[begin ENTRIES PROVIDED]

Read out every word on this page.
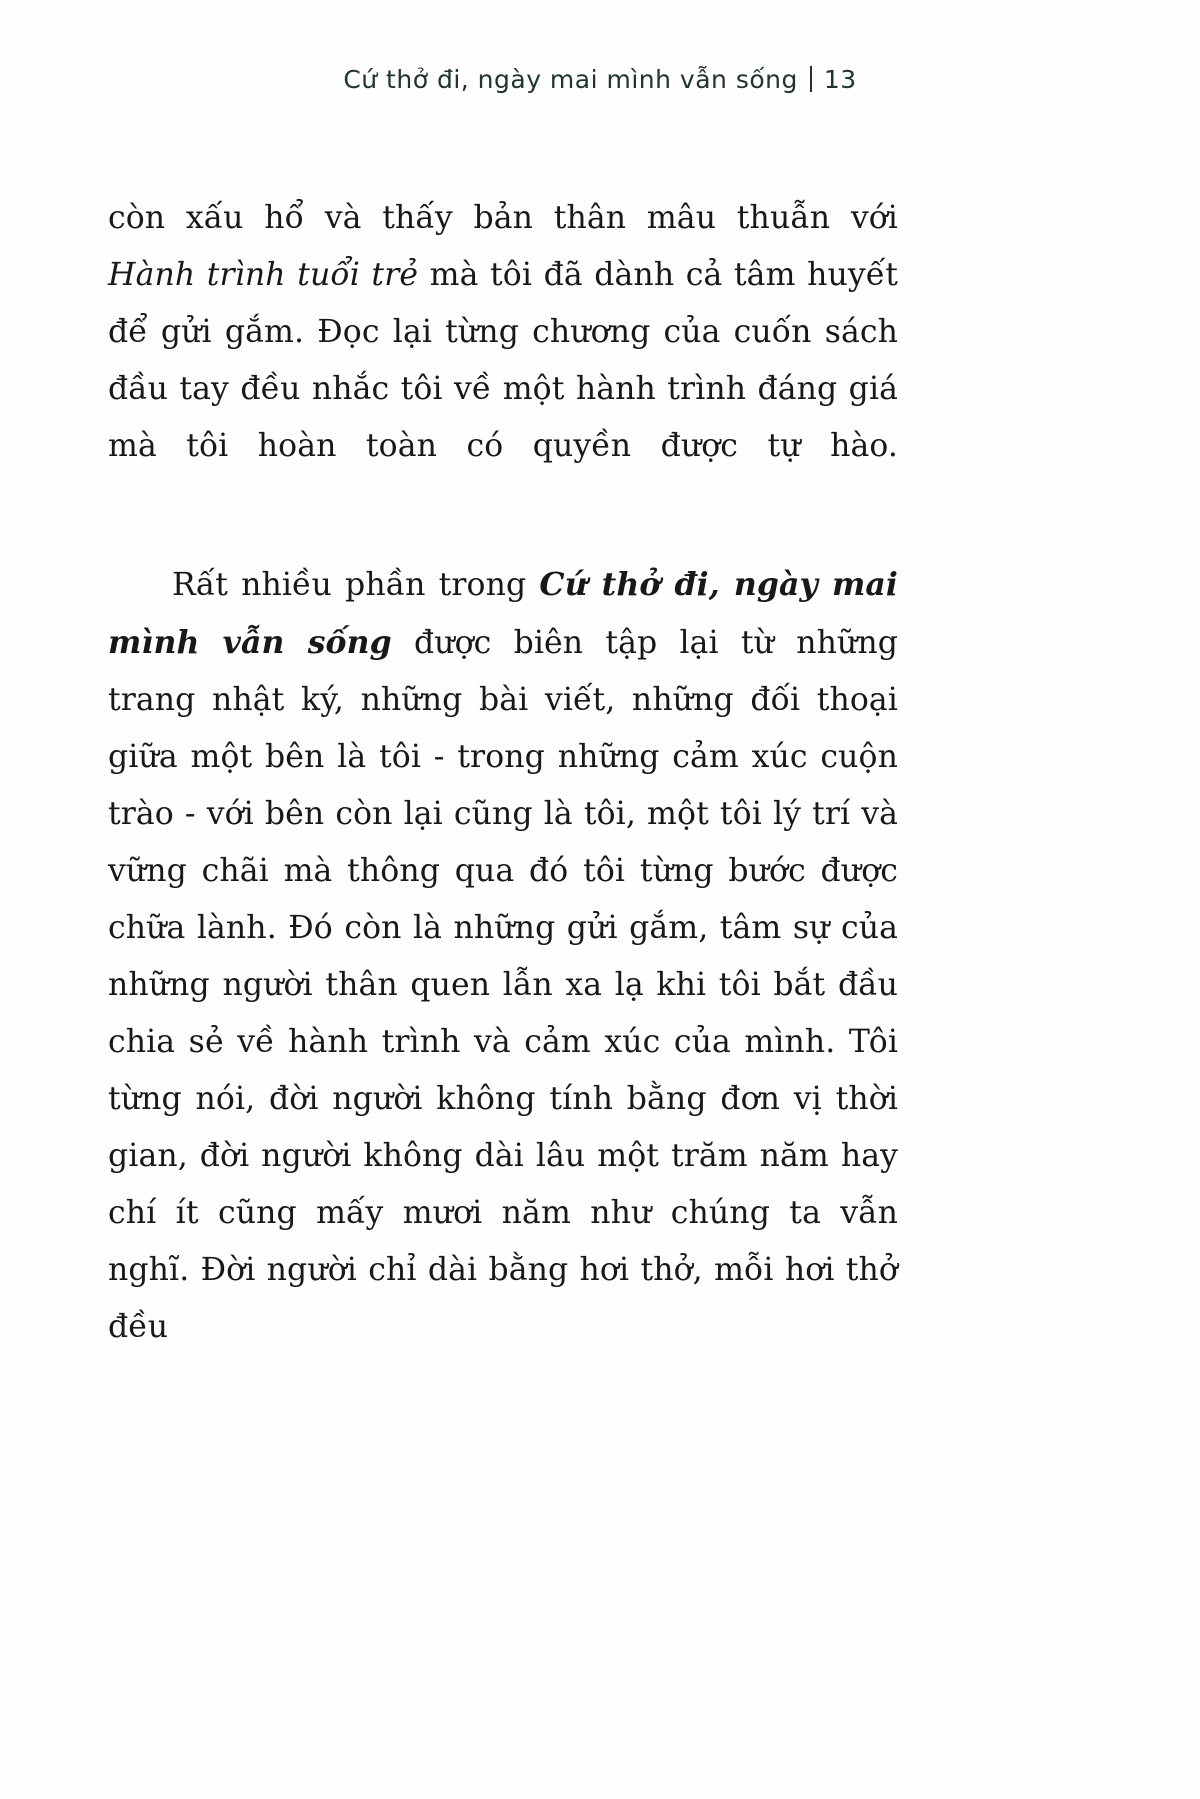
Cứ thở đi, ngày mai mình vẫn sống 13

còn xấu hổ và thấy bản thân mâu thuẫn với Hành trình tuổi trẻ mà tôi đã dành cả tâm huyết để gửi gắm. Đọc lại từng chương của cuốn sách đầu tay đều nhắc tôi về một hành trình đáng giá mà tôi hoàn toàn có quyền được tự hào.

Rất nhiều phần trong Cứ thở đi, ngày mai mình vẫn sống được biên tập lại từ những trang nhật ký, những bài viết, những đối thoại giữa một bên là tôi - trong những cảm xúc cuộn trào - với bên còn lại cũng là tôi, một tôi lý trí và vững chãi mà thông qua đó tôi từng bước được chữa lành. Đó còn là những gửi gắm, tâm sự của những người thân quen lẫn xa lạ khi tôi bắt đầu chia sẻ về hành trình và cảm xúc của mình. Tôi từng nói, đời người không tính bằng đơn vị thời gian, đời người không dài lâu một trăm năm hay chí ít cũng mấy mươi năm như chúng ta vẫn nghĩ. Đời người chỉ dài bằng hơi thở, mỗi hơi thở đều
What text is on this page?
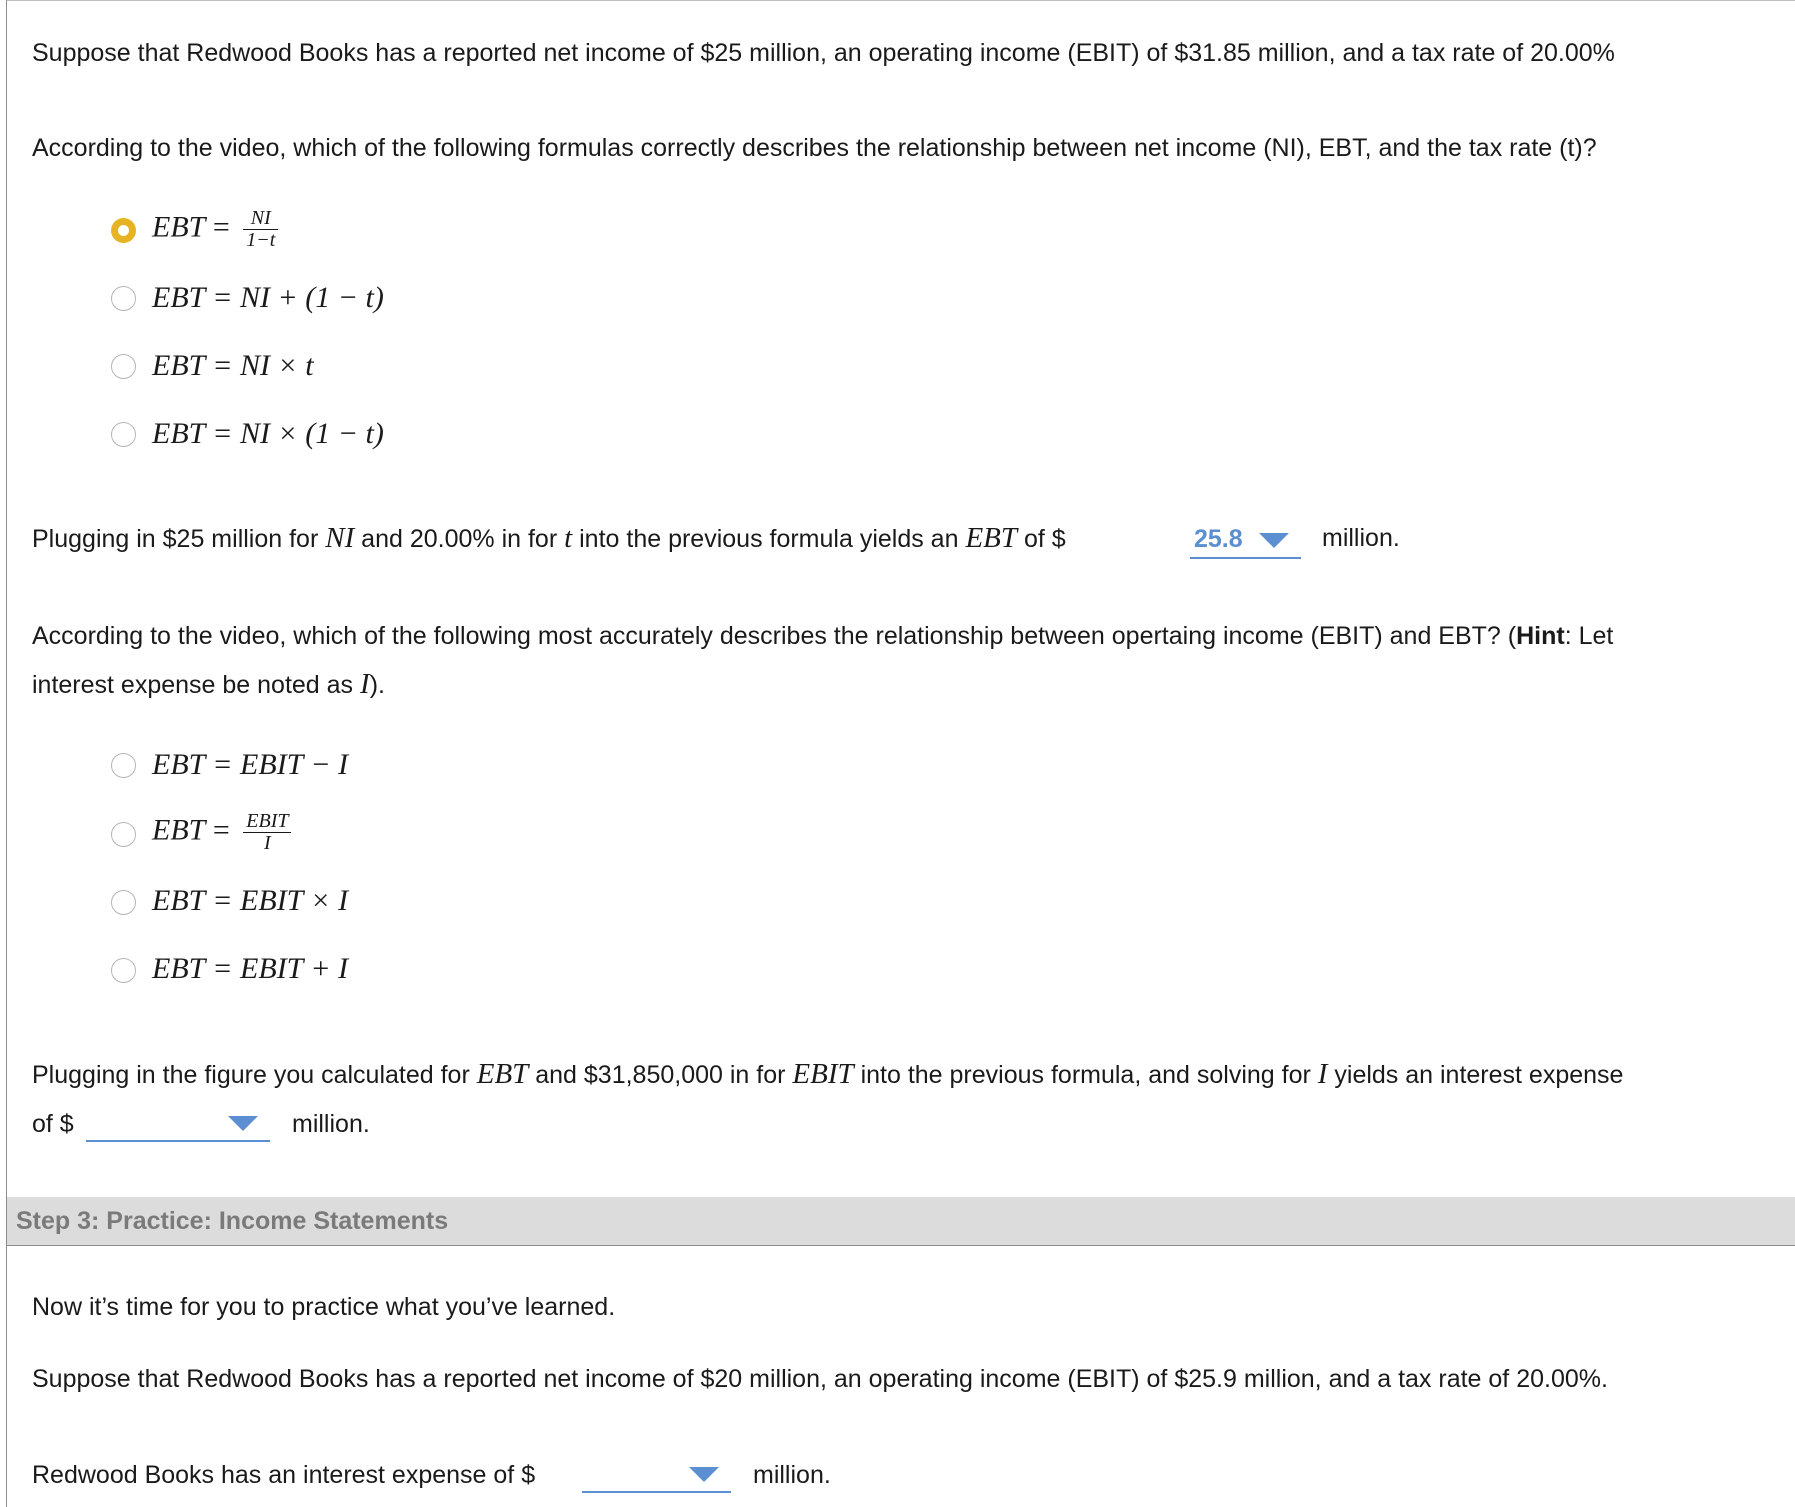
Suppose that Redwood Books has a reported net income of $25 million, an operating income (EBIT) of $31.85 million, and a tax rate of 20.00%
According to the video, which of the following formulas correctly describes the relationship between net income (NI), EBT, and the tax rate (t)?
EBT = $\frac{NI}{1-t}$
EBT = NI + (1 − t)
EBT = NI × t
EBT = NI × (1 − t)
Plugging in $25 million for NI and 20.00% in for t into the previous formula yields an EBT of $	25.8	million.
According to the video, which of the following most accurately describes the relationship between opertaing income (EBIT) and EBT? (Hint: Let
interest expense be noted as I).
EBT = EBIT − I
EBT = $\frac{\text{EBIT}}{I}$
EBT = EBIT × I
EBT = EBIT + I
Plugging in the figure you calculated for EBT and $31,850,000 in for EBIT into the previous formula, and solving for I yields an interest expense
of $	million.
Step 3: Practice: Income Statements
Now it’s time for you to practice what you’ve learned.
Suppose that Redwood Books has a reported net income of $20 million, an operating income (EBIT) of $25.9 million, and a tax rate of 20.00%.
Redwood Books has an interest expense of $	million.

[end ENTRIES PROVIDED]

→ EXERCISE PROMPT:
Only a number is wanted: how many lines of the material include the word "previous".

→ THE COMPLETED TASK:
2